→ **WHAT IS REQUIRED**
Give every line below again, exactly.

<<<<

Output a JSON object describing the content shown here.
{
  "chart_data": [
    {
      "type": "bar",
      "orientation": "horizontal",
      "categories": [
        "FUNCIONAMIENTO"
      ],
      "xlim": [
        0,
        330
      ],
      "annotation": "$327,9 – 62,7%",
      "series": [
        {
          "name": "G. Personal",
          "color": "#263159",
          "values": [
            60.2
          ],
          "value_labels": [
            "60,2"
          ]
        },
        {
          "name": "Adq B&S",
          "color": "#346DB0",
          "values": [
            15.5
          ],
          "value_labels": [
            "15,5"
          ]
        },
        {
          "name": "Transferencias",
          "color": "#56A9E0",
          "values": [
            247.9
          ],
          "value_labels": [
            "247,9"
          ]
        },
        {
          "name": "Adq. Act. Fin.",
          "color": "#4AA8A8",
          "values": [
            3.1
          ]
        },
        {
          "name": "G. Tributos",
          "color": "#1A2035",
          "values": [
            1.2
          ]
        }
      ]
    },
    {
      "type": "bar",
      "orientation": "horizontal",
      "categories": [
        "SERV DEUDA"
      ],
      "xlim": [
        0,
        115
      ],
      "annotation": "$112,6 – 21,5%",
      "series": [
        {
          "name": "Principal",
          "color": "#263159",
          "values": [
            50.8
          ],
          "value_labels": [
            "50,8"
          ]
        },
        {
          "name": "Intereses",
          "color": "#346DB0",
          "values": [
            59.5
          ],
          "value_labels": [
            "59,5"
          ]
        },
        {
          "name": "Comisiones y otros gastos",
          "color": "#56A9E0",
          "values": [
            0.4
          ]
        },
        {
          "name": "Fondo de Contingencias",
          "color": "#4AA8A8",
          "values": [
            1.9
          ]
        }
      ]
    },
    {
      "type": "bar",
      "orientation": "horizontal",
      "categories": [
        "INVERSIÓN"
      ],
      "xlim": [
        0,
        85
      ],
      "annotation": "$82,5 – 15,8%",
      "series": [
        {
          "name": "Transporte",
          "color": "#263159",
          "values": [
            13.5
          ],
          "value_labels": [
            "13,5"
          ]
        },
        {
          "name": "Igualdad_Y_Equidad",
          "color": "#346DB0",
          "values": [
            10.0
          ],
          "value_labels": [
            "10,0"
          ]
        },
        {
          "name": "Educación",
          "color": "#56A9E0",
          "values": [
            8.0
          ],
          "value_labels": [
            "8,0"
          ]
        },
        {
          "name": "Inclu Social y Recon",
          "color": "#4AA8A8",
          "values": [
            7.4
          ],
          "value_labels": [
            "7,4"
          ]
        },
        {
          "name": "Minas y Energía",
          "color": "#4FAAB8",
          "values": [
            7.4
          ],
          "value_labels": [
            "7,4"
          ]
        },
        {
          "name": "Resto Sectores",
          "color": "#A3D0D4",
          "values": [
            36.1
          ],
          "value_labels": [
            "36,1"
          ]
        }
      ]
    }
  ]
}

>>>>

→ **COMPLETED EXERCISE**
Output a JSON object describing the content shown here.
{
  "chart_data": [
    {
      "type": "bar",
      "orientation": "horizontal",
      "categories": [
        "FUNCIONAMIENTO"
      ],
      "xlim": [
        0,
        330
      ],
      "annotation": "$327,9 – 62,7%",
      "series": [
        {
          "name": "G. Personal",
          "color": "#263159",
          "values": [
            60.2
          ],
          "value_labels": [
            "60,2"
          ]
        },
        {
          "name": "Adq B&S",
          "color": "#346DB0",
          "values": [
            15.5
          ],
          "value_labels": [
            "15,5"
          ]
        },
        {
          "name": "Transferencias",
          "color": "#56A9E0",
          "values": [
            247.9
          ],
          "value_labels": [
            "247,9"
          ]
        },
        {
          "name": "Adq. Act. Fin.",
          "color": "#4AA8A8",
          "values": [
            3.1
          ]
        },
        {
          "name": "G. Tributos",
          "color": "#1A2035",
          "values": [
            1.2
          ]
        }
      ]
    },
    {
      "type": "bar",
      "orientation": "horizontal",
      "categories": [
        "SERV DEUDA"
      ],
      "xlim": [
        0,
        115
      ],
      "annotation": "$112,6 – 21,5%",
      "series": [
        {
          "name": "Principal",
          "color": "#263159",
          "values": [
            50.8
          ],
          "value_labels": [
            "50,8"
          ]
        },
        {
          "name": "Intereses",
          "color": "#346DB0",
          "values": [
            59.5
          ],
          "value_labels": [
            "59,5"
          ]
        },
        {
          "name": "Comisiones y otros gastos",
          "color": "#56A9E0",
          "values": [
            0.4
          ]
        },
        {
          "name": "Fondo de Contingencias",
          "color": "#4AA8A8",
          "values": [
            1.9
          ]
        }
      ]
    },
    {
      "type": "bar",
      "orientation": "horizontal",
      "categories": [
        "INVERSIÓN"
      ],
      "xlim": [
        0,
        85
      ],
      "annotation": "$82,5 – 15,8%",
      "series": [
        {
          "name": "Transporte",
          "color": "#263159",
          "values": [
            13.5
          ],
          "value_labels": [
            "13,5"
          ]
        },
        {
          "name": "Igualdad_Y_Equidad",
          "color": "#346DB0",
          "values": [
            10.0
          ],
          "value_labels": [
            "10,0"
          ]
        },
        {
          "name": "Educación",
          "color": "#56A9E0",
          "values": [
            8.0
          ],
          "value_labels": [
            "8,0"
          ]
        },
        {
          "name": "Inclu Social y Recon",
          "color": "#4AA8A8",
          "values": [
            7.4
          ],
          "value_labels": [
            "7,4"
          ]
        },
        {
          "name": "Minas y Energía",
          "color": "#4FAAB8",
          "values": [
            7.4
          ],
          "value_labels": [
            "7,4"
          ]
        },
        {
          "name": "Resto Sectores",
          "color": "#A3D0D4",
          "values": [
            36.1
          ],
          "value_labels": [
            "36,1"
          ]
        }
      ]
    }
  ]
}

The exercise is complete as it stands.